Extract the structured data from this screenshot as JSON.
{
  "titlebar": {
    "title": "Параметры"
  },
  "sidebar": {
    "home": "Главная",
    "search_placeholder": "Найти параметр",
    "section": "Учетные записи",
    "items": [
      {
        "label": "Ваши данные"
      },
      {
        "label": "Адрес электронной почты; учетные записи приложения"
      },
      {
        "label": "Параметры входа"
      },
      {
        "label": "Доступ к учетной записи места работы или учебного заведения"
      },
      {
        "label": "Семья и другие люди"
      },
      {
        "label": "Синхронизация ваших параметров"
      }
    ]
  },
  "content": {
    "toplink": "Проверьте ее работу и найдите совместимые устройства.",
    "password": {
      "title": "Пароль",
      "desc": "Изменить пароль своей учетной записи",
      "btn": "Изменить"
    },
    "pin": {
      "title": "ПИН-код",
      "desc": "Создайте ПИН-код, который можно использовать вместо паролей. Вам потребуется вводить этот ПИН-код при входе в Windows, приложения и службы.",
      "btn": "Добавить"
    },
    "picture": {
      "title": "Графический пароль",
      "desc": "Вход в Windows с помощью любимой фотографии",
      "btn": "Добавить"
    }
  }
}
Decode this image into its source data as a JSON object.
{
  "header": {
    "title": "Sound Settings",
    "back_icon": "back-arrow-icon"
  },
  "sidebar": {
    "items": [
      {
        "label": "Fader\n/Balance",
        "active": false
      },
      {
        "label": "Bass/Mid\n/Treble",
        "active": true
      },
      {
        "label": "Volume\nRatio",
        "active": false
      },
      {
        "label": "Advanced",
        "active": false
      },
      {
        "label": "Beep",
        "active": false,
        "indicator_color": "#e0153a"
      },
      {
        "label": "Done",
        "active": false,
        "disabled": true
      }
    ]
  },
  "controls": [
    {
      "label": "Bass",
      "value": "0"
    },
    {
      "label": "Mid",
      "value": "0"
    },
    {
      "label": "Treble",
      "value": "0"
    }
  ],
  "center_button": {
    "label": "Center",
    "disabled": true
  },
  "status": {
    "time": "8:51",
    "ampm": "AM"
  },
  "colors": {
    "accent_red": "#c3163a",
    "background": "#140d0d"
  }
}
================
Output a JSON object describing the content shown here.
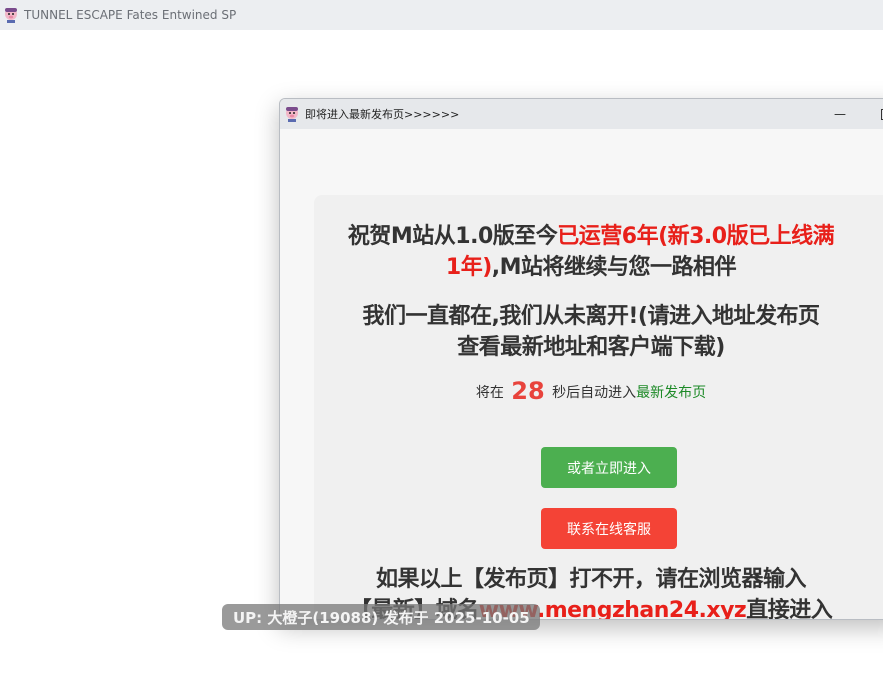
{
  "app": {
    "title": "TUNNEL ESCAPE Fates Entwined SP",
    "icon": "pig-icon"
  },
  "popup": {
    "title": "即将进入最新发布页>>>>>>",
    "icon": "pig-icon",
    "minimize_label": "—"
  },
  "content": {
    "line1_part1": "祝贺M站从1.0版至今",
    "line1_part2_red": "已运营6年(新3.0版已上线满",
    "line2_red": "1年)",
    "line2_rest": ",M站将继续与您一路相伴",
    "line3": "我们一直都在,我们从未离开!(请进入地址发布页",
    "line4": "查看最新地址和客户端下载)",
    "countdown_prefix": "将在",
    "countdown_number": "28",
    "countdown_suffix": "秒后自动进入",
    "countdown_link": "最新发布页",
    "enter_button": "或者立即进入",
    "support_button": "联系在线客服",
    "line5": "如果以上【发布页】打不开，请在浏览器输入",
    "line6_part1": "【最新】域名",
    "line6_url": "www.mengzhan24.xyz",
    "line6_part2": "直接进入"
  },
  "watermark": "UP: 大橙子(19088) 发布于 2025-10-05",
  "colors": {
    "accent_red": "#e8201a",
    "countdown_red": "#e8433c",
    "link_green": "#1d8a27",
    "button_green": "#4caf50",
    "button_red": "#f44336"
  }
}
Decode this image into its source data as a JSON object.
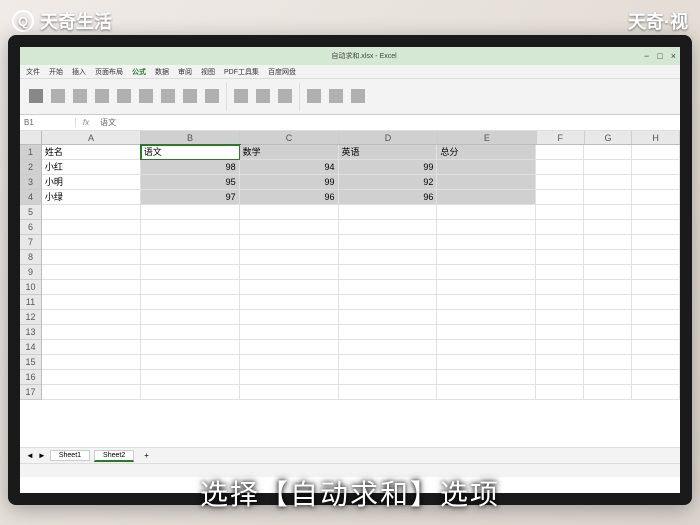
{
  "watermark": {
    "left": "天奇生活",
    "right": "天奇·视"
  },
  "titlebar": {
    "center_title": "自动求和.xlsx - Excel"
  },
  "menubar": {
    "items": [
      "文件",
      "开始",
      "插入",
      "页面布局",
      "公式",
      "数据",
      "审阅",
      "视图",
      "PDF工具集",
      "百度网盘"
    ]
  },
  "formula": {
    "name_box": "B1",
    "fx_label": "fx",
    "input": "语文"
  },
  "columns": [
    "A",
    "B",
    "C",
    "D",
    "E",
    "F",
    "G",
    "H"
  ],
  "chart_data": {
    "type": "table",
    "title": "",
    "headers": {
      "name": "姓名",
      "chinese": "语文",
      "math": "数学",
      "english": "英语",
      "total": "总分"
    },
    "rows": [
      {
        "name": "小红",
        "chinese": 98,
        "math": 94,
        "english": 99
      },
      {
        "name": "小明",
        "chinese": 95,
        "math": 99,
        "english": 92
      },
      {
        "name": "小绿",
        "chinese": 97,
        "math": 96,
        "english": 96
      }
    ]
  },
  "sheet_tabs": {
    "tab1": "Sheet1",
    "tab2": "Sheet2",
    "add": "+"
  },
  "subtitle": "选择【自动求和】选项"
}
================
→ Written request
Which lines contain the word "watermark"? Copy each one.

→ Problem solution
  "watermark": "UP: 大橙子(19088) 发布于 2025-10-05",
  "watermark": {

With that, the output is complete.